■ **Task statement**
Filter the data below for the string "should" and copy each matching line.

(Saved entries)

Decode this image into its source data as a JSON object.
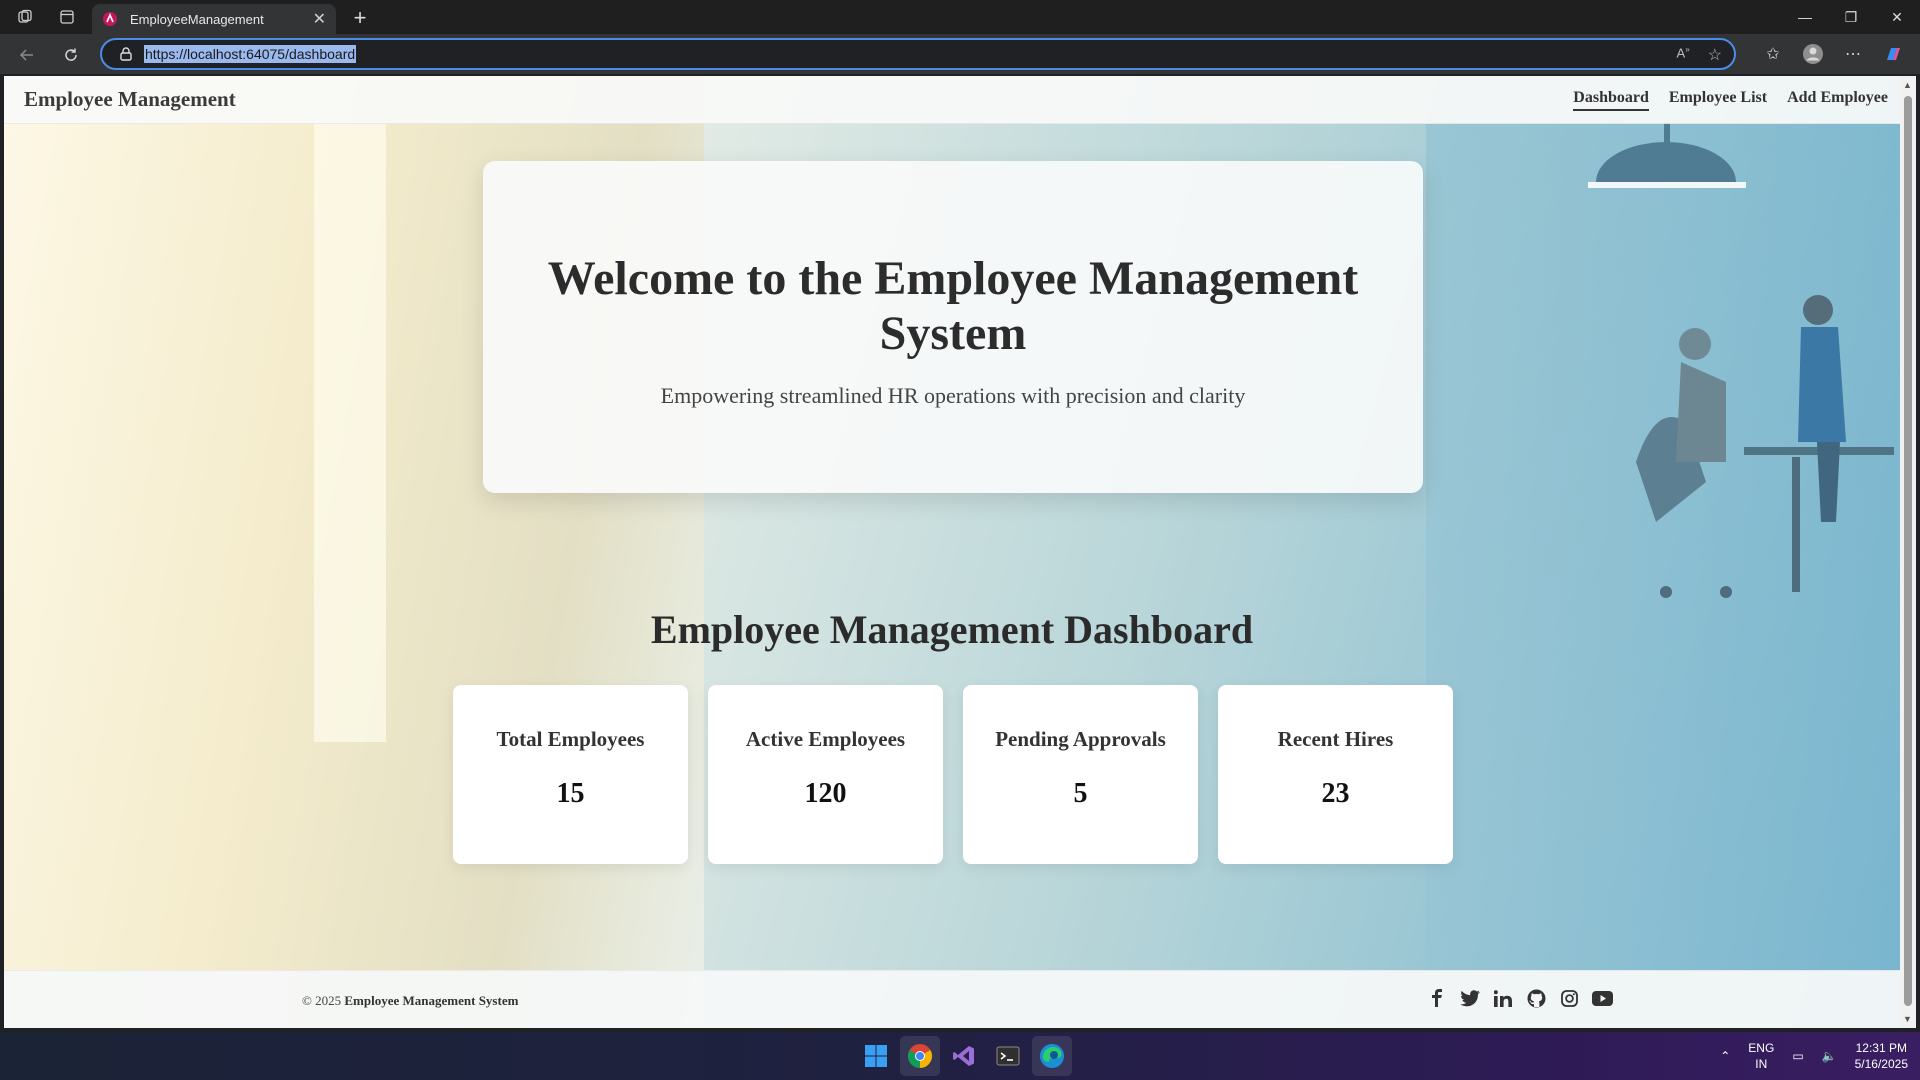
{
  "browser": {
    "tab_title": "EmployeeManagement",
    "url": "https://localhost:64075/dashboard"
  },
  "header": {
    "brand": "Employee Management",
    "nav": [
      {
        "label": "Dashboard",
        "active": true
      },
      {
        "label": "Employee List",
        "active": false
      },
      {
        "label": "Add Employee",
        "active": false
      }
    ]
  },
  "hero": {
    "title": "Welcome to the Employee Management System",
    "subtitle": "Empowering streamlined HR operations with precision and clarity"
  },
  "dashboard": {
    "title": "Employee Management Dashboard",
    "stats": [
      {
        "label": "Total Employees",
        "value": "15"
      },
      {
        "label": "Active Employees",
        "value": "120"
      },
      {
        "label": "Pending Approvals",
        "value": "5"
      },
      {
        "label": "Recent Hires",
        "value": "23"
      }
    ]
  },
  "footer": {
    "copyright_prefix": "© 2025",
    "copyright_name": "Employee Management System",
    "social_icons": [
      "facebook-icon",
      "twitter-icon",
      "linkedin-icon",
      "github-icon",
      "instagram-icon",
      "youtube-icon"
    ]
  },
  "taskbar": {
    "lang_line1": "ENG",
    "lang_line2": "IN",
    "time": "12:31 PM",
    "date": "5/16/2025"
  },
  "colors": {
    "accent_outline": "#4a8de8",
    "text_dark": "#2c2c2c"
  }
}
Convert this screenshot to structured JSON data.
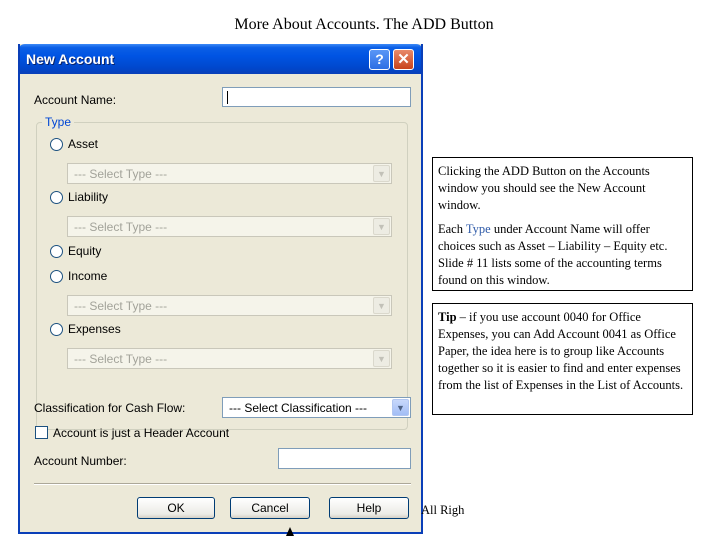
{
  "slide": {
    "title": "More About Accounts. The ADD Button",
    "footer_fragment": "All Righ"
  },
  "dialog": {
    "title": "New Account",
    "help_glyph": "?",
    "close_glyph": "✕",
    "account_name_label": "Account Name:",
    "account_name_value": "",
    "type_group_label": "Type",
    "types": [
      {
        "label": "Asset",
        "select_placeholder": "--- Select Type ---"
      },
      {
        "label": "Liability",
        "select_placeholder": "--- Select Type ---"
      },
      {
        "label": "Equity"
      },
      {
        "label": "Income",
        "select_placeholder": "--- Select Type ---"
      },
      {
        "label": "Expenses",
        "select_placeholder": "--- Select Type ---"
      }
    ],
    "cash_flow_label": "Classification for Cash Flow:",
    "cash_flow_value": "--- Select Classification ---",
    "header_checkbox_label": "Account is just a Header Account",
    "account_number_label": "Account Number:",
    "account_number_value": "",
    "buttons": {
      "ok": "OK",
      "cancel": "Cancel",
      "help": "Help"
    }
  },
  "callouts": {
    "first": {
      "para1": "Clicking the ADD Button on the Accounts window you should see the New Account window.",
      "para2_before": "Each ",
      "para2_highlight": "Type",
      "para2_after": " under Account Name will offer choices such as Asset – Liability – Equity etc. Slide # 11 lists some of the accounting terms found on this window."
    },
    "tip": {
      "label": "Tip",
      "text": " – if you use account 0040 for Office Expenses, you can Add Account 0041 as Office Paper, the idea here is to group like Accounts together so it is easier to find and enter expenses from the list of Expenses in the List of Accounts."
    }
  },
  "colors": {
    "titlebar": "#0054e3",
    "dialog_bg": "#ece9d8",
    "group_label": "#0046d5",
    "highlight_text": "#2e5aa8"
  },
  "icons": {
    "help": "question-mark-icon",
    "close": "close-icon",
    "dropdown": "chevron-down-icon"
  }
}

--

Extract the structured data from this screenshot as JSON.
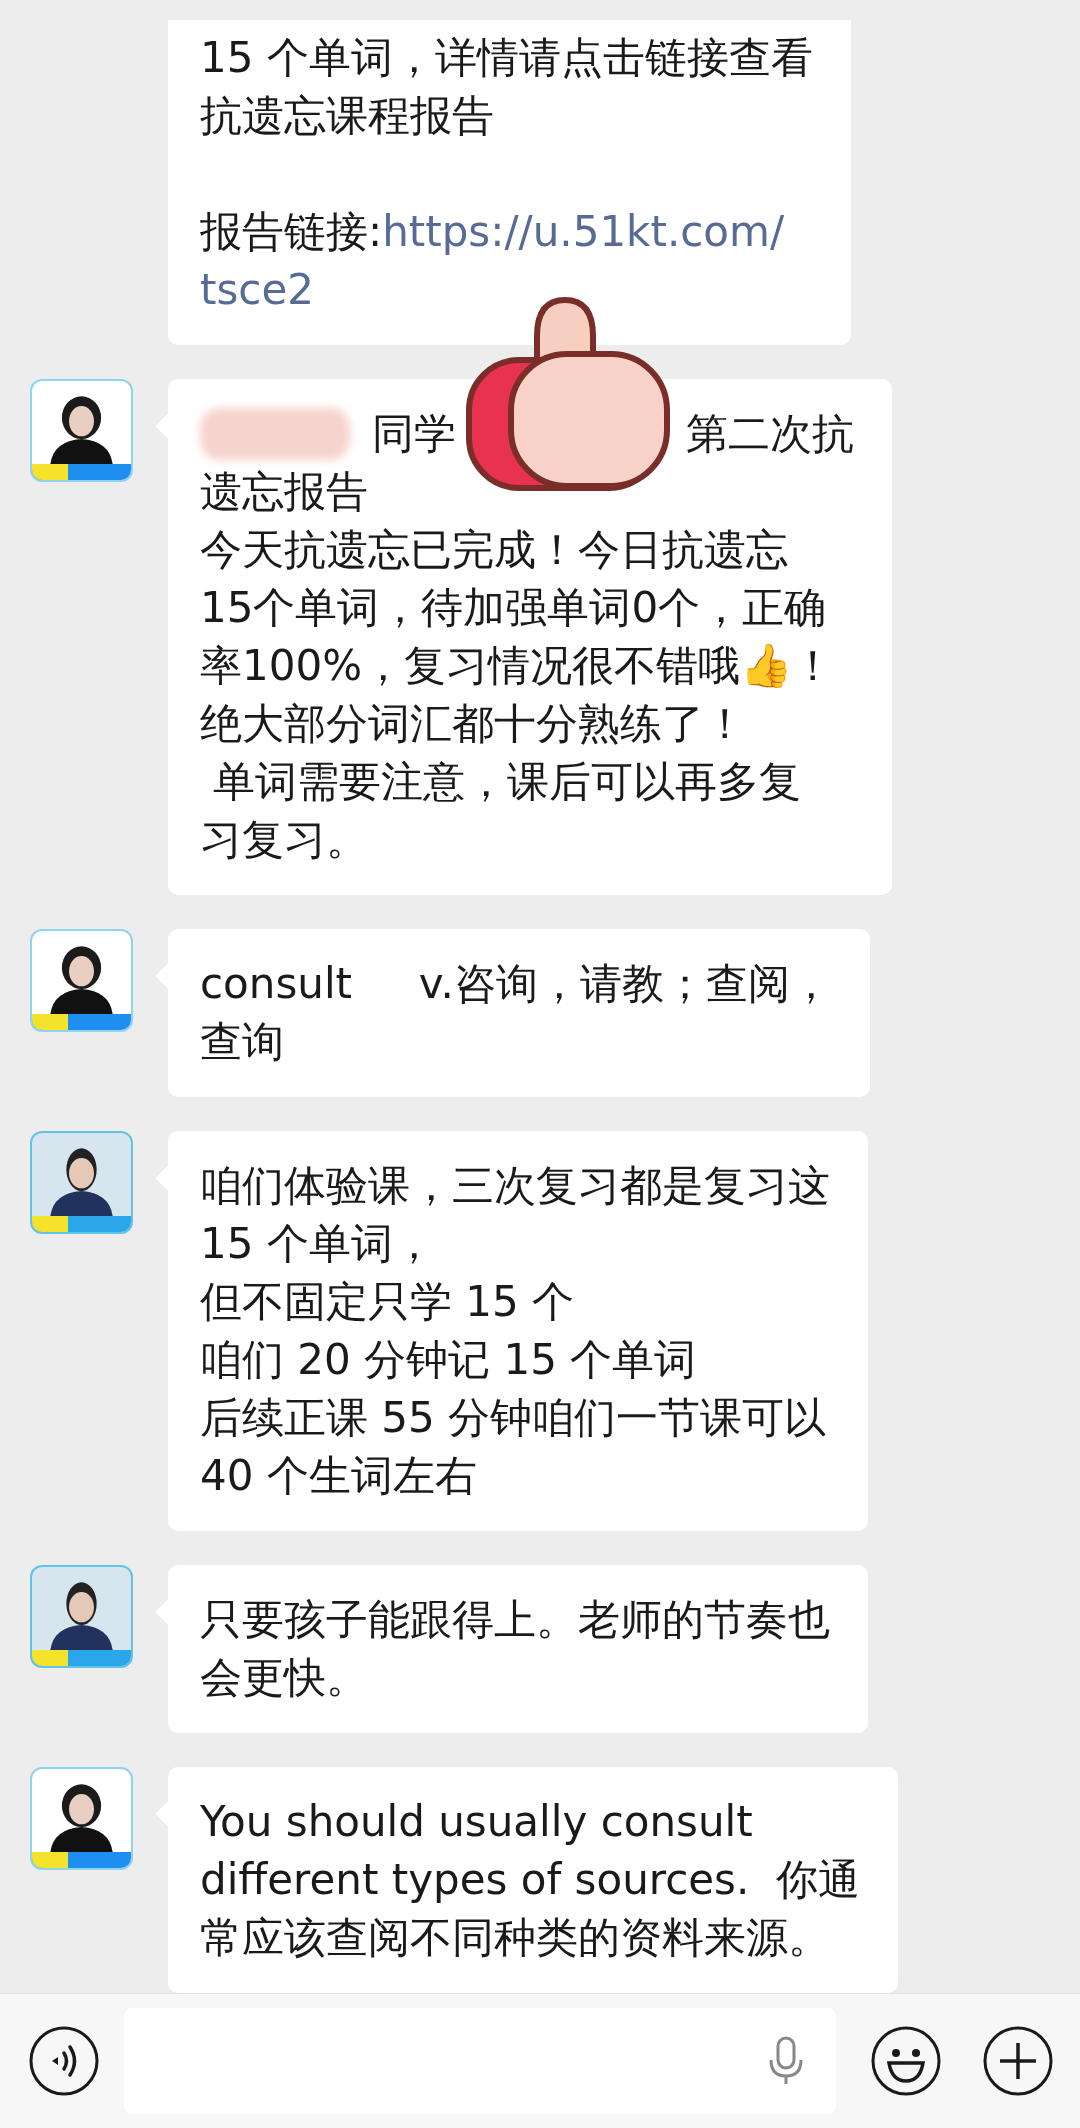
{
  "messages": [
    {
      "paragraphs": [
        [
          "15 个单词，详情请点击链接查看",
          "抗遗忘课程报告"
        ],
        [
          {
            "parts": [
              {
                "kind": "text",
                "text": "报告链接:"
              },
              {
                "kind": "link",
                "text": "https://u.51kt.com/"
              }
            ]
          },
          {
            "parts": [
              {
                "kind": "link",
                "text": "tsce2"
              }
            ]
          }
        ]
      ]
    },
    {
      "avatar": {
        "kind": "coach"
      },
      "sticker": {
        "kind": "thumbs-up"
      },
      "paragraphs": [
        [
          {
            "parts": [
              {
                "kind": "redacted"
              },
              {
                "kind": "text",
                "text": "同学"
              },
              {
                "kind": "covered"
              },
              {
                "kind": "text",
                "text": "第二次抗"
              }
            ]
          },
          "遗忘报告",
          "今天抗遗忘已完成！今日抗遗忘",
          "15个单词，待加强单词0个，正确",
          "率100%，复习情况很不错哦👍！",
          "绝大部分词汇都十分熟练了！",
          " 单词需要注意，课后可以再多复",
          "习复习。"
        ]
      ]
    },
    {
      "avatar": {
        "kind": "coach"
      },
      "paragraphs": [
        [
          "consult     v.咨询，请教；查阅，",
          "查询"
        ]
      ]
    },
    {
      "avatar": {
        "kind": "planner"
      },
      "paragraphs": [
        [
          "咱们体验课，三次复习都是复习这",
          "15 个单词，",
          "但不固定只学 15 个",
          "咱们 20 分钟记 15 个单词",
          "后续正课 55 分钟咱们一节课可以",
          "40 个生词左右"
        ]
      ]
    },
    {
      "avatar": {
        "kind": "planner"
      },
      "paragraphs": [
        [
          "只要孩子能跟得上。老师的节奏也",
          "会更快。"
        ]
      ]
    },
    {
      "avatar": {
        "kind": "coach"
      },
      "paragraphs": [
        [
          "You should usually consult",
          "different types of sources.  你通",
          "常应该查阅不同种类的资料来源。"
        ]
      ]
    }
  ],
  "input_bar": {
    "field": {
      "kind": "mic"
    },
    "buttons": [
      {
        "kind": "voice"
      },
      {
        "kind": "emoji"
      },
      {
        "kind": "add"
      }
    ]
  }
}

■ **Exercise answer**
      "para1": "Clicking the ADD Button on the Accounts window you should see the New Account window.",
          "You should usually consult",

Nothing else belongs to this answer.